• [TEXT PASSAGE]:
* * *

- Theatrical release poster
- Directed by: Rudy Soedjarwo
- Written by: Jujur Prananto Prima Rusdi
- Produced by: Mira Lesmana Riri Riza
- Starring: Dian Sastrowardoyo Nicholas Saputra Titi Kamal Adinia Wirasti Ladya Cheryl
- Music by: Melly Goeslaw Anto Hoed
- Distributed by: Miles Productions
- Release date: 8 February 2002;
- Running time: 112 minutes
- Country: Indonesia
- Language: Indonesian
- Budget: $295,000
- Box office: $10 million

= What's Up with Love? =

What's Up with Love? (Ada Apa dengan Cinta?) is a 2002 Indonesian coming-of-age romance film directed by Rudy Soedjarwo, starring Dian Sastrowardoyo and Nicholas Saputra. It was the most-watched Indonesian movie of all time at the time of its release, peaking at 2.7 million sold tickets. The movie is considered as one of the best Indonesian movies of all time according to critics in a 2007 survey by Tabloid Bintang.

== Plot ==
Cinta is a popular and academically successful high school student with a close-knit group of friends—Alya, Karmen, Maura, and Milly. The girls share a strong bond, recording their experiences and promises of solidarity in a communal diary. Cinta’s life is stable and privileged, supported by caring parents and her friends’ loyalty. Among them, Alya quietly struggles with domestic abuse at home, confiding in Cinta.

* * *

• [STORED DATA]:
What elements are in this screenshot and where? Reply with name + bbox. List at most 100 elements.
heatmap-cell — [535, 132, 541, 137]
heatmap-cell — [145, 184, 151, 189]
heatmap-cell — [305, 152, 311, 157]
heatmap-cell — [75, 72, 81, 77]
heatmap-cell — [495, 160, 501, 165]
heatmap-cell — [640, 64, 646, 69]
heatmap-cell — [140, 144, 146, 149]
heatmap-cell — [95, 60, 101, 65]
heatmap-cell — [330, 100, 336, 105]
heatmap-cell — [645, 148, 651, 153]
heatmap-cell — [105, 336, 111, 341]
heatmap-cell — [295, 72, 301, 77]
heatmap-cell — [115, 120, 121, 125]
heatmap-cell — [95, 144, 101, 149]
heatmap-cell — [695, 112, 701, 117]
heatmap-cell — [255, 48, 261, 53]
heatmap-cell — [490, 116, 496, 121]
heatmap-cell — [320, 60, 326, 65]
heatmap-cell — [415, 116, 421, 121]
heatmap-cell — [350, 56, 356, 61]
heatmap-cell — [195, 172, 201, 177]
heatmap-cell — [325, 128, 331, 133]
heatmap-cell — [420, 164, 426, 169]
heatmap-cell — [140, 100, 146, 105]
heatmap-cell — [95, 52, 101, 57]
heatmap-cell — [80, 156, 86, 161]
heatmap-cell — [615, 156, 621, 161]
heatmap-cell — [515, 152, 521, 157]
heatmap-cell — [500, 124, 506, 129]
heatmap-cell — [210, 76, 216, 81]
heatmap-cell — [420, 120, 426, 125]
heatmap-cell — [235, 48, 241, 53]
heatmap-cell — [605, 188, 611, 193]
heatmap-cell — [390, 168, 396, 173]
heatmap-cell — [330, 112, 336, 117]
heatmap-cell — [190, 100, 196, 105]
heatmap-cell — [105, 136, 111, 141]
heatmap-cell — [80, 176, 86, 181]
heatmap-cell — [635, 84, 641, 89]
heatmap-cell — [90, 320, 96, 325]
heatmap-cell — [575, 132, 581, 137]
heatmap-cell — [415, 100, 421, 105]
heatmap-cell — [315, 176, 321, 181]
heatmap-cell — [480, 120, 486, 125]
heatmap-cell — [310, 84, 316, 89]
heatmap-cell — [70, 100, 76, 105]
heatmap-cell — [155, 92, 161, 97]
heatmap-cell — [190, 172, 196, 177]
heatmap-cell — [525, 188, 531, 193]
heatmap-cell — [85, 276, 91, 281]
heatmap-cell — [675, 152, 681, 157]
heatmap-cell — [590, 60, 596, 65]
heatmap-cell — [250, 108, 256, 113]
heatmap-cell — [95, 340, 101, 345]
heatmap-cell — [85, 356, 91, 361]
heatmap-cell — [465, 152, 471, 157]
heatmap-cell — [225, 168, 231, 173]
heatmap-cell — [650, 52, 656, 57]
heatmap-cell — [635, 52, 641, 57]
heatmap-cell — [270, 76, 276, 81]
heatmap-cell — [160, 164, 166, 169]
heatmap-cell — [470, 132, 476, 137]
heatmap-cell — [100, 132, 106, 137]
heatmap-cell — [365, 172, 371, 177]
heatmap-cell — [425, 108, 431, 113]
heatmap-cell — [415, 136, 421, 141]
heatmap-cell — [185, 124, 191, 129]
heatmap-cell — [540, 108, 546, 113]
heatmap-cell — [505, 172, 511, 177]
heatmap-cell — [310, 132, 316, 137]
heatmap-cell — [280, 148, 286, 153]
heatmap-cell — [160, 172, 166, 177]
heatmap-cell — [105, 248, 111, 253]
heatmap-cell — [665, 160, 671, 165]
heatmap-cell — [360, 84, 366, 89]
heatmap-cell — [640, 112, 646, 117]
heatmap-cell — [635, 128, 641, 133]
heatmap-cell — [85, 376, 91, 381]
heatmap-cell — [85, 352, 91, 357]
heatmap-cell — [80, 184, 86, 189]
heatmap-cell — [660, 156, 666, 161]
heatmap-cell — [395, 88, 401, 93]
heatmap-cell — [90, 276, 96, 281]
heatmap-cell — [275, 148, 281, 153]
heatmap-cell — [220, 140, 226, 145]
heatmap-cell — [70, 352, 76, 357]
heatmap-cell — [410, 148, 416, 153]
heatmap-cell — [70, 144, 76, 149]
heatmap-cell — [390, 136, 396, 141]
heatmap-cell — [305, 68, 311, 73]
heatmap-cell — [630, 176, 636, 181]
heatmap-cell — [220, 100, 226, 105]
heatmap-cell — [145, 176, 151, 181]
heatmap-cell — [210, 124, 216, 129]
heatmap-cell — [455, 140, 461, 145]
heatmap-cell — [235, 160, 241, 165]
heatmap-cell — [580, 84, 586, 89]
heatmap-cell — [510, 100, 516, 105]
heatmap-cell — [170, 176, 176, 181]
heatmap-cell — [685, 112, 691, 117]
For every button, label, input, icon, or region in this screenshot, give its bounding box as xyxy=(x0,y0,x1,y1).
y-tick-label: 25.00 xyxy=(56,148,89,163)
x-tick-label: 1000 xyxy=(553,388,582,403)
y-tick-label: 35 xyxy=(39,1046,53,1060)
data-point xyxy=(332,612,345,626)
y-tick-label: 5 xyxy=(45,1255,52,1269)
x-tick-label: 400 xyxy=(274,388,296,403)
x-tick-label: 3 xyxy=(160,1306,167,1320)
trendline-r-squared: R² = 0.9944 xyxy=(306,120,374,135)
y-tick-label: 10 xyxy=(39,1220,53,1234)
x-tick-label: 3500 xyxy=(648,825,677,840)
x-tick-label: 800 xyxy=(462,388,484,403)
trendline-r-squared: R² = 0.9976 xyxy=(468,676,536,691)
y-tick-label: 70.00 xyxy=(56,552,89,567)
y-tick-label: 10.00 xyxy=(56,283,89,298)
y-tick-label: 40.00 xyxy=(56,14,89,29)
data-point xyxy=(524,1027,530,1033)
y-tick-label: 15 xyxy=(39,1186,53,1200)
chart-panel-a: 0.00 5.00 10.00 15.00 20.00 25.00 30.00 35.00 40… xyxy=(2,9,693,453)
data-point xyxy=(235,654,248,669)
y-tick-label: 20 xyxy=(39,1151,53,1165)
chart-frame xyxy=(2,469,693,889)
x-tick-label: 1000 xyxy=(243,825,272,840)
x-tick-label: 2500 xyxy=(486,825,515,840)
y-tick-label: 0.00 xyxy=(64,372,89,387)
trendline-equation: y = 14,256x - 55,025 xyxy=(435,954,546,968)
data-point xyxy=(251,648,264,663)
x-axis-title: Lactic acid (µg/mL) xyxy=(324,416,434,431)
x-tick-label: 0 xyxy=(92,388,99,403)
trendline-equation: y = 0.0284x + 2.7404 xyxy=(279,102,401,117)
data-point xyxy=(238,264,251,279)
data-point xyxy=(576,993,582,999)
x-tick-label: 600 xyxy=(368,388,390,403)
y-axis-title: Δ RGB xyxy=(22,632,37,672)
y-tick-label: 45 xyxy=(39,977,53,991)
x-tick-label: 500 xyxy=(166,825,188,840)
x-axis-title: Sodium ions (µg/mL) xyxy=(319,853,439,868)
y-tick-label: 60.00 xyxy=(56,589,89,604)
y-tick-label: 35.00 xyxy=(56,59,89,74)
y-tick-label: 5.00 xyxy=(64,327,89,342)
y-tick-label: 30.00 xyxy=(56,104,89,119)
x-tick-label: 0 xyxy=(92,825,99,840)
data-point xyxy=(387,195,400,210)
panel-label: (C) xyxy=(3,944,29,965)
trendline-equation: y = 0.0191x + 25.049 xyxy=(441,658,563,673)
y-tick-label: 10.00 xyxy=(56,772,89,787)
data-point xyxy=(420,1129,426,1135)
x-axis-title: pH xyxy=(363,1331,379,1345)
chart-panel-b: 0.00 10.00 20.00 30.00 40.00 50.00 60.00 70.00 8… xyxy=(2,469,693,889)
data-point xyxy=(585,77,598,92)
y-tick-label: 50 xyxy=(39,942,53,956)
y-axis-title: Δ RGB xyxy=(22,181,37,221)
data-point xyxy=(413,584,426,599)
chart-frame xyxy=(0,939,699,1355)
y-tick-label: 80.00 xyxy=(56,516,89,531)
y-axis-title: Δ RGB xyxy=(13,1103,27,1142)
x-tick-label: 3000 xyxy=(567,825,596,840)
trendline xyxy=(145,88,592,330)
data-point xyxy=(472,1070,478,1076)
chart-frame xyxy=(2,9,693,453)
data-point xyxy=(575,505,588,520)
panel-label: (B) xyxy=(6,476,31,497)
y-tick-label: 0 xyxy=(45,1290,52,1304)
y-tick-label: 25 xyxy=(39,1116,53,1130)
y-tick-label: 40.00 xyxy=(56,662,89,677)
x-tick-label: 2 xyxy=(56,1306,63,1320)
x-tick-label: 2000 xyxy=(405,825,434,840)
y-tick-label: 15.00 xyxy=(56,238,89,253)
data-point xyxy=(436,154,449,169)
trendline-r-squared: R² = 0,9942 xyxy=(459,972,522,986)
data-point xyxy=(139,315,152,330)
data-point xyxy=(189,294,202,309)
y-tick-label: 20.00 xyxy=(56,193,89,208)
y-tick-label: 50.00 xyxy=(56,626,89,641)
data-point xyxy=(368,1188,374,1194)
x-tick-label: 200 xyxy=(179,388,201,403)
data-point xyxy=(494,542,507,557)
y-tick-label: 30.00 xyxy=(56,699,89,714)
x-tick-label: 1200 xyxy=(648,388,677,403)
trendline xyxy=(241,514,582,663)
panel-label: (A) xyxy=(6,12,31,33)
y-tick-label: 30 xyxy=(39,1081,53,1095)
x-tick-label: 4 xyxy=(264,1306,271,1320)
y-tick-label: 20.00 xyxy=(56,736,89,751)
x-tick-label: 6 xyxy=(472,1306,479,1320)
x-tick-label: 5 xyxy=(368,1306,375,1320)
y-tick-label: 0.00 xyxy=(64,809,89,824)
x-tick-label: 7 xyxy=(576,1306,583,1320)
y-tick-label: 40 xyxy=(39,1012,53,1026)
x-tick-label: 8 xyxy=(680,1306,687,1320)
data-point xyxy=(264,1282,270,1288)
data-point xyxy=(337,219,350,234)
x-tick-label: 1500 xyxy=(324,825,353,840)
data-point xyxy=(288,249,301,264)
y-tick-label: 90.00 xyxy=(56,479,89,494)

* * *

• [EXERCISE SET]:
a. According to the film article, how many tickets did the movie sell at its peak?
b. Proceed with the plot summary of the film What's Up with Love?, starting after its last sentence.

• [TASK ANSWERS]:
a. 2.7 million tickets.

b.
Cinta is known at school for her poetry and submits a piece to the annual poetry competition. To widespread surprise, the contest is won by Rangga, a reserved and socially withdrawn boy. Rather than accepting the award, Rangga avoids the ceremony. Though outwardly composed, Cinta is unsettled by the result and seeks him out for an interview for the school bulletin. Rangga, sensing insincerity, rebuffs her. It is later revealed that Rangga never intended to enter the competition; his poem was submitted by his only friend, the school janitor Mr. Wardiman.

Mutual irritation develops between Cinta and Rangga, and her friends quickly form a negative impression of him. A brief thaw occurs when Rangga thanks Cinta for returning his book, but tension resumes after another awkward encounter. When Rangga later attempts to apologize, he is assaulted by Borné, a classmate who is pursuing Cinta. Gradually, however, Cinta and Rangga begin to form a genuine friendship. Visiting his home, Cinta learns that Rangga lives modestly with his father, Yusrizal, a political dissident whose outspokenness has led to threats and professional ruin. Rangga’s family history and isolation contrast sharply with Cinta’s own background. Only Alya is aware of their growing closeness.

Cinta’s secrecy strains her friendships. She lies to her friends in order to spend time with Rangga, culminating in her ignoring Alya’s urgent plea for support. That night, Alya is hospitalized after a suicide attempt. At the hospital, Cinta’s friends confront her dishonesty, and Cinta, overwhelmed by guilt, cuts off contact with Rangga. When Alya recovers, her conversation with Cinta about Rangga exposes the hidden relationship to the rest of the group. Although Cinta apologizes, Maura advises her to move on.

Cinta attempts to resume her former life, but her friends soon realize the depth of her feelings. Karmen notices Rangga bidding farewell to Mr. Wardiman and learns that Rangga is leaving the city. Understanding Cinta’s distress, the group reunites in support of her. They rush to the airport, where Rangga and his father are preparing to depart for New York City.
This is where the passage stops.